Check every line of the entries for "wysokiej", and copy the lines that hold it.
## start
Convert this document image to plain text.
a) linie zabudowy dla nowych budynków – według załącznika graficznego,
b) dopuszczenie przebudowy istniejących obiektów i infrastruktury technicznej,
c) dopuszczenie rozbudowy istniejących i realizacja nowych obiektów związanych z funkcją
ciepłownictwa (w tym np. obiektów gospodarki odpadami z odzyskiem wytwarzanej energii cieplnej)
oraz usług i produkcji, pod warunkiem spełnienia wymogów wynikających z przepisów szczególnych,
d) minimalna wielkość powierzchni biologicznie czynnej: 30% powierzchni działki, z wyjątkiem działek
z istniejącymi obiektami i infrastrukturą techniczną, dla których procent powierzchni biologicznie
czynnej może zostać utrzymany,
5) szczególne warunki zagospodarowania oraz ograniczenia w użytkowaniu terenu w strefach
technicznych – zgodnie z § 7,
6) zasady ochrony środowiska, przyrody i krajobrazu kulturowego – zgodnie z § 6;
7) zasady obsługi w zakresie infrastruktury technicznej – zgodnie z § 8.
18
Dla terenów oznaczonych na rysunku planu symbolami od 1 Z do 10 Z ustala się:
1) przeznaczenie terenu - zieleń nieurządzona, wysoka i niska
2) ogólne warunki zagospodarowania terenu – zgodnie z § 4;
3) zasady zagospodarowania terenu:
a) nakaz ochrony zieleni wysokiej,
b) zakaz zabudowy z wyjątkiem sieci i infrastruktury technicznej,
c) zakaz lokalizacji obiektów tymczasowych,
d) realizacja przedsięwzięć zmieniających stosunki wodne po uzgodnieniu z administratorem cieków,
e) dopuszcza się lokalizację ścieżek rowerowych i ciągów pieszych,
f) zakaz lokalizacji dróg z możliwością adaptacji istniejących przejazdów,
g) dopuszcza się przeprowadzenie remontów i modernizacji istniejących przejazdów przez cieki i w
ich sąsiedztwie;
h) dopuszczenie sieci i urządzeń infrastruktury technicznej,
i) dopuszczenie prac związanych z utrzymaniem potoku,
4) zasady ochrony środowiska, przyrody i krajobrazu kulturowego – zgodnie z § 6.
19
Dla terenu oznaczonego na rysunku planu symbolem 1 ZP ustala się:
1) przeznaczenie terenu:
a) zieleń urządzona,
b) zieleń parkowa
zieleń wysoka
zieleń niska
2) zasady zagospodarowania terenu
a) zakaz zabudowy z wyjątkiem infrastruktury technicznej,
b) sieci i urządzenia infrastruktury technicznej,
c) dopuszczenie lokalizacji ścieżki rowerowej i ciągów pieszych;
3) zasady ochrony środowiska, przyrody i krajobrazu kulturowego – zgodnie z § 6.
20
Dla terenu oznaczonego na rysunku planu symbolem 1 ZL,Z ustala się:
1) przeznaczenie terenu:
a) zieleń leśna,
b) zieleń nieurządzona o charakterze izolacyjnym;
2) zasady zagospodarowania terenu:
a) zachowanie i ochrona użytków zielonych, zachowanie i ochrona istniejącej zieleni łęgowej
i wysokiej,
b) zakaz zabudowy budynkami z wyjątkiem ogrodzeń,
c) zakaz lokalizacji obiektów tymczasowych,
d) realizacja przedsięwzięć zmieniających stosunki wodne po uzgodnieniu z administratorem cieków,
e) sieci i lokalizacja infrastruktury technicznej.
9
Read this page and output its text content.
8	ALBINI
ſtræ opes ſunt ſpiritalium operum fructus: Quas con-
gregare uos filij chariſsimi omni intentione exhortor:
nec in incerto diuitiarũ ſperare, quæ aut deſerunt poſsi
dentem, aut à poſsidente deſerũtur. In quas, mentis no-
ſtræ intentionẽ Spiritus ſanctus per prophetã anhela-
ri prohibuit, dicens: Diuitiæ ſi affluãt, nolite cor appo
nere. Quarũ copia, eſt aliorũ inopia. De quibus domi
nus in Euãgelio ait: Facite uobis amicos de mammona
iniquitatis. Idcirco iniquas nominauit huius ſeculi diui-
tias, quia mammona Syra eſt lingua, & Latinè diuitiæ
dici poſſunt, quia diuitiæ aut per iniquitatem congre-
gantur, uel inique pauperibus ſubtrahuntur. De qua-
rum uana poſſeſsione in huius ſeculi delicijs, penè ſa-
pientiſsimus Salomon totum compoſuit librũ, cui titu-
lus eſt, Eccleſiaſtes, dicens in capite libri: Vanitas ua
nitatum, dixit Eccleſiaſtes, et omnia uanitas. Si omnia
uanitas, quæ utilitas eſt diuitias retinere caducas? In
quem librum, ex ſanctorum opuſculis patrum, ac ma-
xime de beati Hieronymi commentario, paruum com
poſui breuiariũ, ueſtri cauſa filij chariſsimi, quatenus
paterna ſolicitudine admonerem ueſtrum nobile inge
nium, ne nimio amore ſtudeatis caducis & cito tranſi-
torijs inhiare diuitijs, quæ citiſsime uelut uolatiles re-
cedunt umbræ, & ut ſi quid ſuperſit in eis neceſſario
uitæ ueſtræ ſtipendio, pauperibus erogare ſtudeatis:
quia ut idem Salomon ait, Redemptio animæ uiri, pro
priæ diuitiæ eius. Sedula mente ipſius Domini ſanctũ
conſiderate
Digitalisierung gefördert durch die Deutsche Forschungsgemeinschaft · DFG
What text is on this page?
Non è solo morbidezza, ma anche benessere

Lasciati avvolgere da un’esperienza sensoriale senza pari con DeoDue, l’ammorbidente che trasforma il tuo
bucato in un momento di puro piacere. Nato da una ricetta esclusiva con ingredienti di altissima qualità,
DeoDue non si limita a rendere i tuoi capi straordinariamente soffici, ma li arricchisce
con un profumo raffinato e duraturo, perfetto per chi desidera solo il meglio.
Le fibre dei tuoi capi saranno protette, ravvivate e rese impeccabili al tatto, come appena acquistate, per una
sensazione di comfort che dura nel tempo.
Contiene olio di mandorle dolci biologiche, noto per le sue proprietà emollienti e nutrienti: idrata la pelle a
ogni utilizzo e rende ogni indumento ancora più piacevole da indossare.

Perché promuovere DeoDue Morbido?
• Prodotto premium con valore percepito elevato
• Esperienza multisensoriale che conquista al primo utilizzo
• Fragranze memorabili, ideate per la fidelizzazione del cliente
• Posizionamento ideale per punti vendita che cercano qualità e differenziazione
## end
Written response —
a) nakaz ochrony zieleni wysokiej,
i wysokiej,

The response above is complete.